• Petikan Terpilih:
========================================
Ah, ya...misalkan saja soal Cempala itu...Bayangkan saja bagaimana TVRI yang televisi
nasional itu, yang salah satu tugasnya adalah memberi bantuan informasi dan tidak komersil
itu justru menarik biaya untuk program pengembangan budaya. TVRI kan harusnya beda
dengan TV swasta, tapi dia minta 20 juta untuk acara itu...mungkin tidak terlalu mahal, tapi
kalau buat wayang? 20 juta buat Senawangi itu berat! Sayang sebenarnya karena acaranya
sangat menarik sebenarnya... Istimewa! Ya, komersil sih boleh, tapi ya...mbok tetap ada ruang
untuk hal-hal yang non komersil itu lah...

C: Selain masalah ketidakberpihakan televisi-televisi swasta kepada hal yang bersifat non
profit, ada pendapat yang mengatakan, kalau pada kasus ini, masyarakat tradisi seharusnya
juga mampu mengolah ’kepiawaiannya’ dalam melakukan metamorfosa, paling tidak ketika
dia berhadap-hadapan dengan konteks sosial yang selalu bergerak dan berubah ini...
========================================
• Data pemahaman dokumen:
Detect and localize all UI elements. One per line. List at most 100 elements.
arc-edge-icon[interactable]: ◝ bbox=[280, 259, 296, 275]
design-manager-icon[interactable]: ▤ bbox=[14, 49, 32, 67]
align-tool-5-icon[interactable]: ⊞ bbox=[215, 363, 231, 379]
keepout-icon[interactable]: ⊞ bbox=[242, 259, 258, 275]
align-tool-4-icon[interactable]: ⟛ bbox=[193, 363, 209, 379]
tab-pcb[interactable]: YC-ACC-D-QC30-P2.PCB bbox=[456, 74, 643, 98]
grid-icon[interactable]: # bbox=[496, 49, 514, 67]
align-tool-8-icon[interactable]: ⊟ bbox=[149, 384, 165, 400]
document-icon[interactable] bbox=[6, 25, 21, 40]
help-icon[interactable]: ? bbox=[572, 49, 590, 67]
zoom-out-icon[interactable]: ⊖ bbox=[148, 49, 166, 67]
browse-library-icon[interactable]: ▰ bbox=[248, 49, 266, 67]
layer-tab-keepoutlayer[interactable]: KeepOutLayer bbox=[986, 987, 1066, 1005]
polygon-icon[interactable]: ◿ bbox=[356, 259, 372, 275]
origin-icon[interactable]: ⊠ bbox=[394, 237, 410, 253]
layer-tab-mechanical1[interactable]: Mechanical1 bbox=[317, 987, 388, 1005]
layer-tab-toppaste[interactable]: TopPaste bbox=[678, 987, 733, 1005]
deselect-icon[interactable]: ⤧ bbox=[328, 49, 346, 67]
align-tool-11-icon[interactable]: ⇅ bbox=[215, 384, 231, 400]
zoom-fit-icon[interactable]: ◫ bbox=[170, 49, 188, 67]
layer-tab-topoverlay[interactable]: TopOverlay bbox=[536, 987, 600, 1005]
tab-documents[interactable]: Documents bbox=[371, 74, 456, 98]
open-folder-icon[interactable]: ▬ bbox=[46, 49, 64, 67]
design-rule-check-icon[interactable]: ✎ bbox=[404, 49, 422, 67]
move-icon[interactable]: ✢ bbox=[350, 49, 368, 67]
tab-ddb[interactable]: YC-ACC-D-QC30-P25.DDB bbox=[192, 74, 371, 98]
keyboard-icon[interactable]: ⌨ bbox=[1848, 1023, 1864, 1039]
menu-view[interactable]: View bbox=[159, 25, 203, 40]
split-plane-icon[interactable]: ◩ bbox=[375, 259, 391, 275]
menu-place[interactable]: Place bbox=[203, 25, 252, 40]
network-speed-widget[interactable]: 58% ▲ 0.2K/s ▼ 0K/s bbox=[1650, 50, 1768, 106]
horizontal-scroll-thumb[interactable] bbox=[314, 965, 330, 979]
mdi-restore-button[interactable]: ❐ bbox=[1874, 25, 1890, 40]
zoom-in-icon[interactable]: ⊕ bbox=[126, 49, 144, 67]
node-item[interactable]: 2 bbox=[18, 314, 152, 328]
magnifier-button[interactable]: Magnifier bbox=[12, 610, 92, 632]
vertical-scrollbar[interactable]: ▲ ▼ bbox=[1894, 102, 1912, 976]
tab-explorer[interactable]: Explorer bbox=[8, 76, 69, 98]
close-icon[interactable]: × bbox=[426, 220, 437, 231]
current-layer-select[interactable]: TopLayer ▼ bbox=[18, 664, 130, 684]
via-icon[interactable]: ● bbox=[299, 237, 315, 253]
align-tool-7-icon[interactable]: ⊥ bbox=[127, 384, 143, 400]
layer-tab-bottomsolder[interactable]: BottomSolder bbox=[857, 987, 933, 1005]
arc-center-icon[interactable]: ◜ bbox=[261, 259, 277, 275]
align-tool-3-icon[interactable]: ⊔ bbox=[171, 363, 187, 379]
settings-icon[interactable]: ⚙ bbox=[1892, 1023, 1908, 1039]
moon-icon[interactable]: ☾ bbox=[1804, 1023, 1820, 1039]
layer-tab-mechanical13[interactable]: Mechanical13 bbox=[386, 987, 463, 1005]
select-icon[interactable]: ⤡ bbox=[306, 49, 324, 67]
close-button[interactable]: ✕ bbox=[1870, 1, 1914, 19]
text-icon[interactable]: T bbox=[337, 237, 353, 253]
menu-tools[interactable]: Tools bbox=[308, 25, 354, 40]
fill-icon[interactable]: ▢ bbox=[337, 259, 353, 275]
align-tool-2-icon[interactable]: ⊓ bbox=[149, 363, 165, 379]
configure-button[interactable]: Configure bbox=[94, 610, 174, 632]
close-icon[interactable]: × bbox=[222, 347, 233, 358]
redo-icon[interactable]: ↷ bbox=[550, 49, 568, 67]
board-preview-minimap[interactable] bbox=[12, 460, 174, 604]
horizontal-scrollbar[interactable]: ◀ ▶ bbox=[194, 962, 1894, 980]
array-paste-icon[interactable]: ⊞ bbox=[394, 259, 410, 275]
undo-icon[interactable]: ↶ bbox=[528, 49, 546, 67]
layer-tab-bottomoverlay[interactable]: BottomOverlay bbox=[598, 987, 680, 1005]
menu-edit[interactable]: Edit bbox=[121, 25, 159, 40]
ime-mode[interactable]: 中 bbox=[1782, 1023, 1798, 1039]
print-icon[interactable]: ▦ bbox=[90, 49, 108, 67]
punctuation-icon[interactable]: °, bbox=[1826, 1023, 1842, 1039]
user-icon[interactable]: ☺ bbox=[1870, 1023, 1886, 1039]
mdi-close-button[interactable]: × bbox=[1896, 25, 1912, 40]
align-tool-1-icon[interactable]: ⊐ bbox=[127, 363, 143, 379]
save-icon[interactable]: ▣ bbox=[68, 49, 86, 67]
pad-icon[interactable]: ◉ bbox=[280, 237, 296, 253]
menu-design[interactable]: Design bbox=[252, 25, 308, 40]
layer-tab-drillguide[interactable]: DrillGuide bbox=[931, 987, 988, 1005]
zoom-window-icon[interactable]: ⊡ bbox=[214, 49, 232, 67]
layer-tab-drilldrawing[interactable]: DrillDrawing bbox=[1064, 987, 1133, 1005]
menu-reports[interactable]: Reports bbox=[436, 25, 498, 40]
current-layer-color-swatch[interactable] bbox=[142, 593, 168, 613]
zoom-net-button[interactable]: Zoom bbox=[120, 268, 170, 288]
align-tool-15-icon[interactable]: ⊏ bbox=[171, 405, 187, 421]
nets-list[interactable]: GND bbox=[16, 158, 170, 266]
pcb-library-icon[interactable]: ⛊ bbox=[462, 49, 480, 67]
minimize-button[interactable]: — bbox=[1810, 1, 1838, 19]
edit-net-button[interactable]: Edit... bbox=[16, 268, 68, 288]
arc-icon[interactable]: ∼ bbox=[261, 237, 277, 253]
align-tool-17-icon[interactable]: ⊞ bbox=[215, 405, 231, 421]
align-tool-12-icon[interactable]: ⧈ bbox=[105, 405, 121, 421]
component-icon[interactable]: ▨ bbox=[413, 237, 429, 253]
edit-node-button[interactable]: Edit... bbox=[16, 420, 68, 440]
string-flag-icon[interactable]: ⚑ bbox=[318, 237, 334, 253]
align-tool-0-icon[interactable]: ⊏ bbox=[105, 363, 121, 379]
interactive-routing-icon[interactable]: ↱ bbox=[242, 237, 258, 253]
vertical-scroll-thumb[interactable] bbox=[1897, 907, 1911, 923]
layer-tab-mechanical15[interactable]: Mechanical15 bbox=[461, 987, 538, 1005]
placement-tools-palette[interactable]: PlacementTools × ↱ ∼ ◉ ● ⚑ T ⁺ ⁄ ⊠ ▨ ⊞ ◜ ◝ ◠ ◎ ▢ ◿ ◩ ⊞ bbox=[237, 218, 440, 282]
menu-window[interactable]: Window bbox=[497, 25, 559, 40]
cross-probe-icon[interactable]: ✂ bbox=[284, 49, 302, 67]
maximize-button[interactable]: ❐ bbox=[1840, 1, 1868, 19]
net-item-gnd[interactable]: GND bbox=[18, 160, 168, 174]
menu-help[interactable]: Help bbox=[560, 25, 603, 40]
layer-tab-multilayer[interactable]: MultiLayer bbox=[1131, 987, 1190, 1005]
========================================
• Tindakan yang Diperlukan 1: Tuliskan semua nama diri yang disebut dalam petikan tentang TVRI, masing-masing satu kali.
• Tindakan yang Diperlukan 2: Salin ulang tanpa perubahan bagian petikan tentang TVRI dari "C: Selain masalah" sampai "dan berubah ini...".
Catatan-catatan tersebut tidak ada hubungannya dengan petikan tentang TVRI.

• Ruang Jawaban 1: Cempala, TVRI, Senawangi

• Ruang Jawaban 2:
C: Selain masalah ketidakberpihakan televisi-televisi swasta kepada hal yang bersifat non
profit, ada pendapat yang mengatakan, kalau pada kasus ini, masyarakat tradisi seharusnya
juga mampu mengolah ’kepiawaiannya’ dalam melakukan metamorfosa, paling tidak ketika
dia berhadap-hadapan dengan konteks sosial yang selalu bergerak dan berubah ini...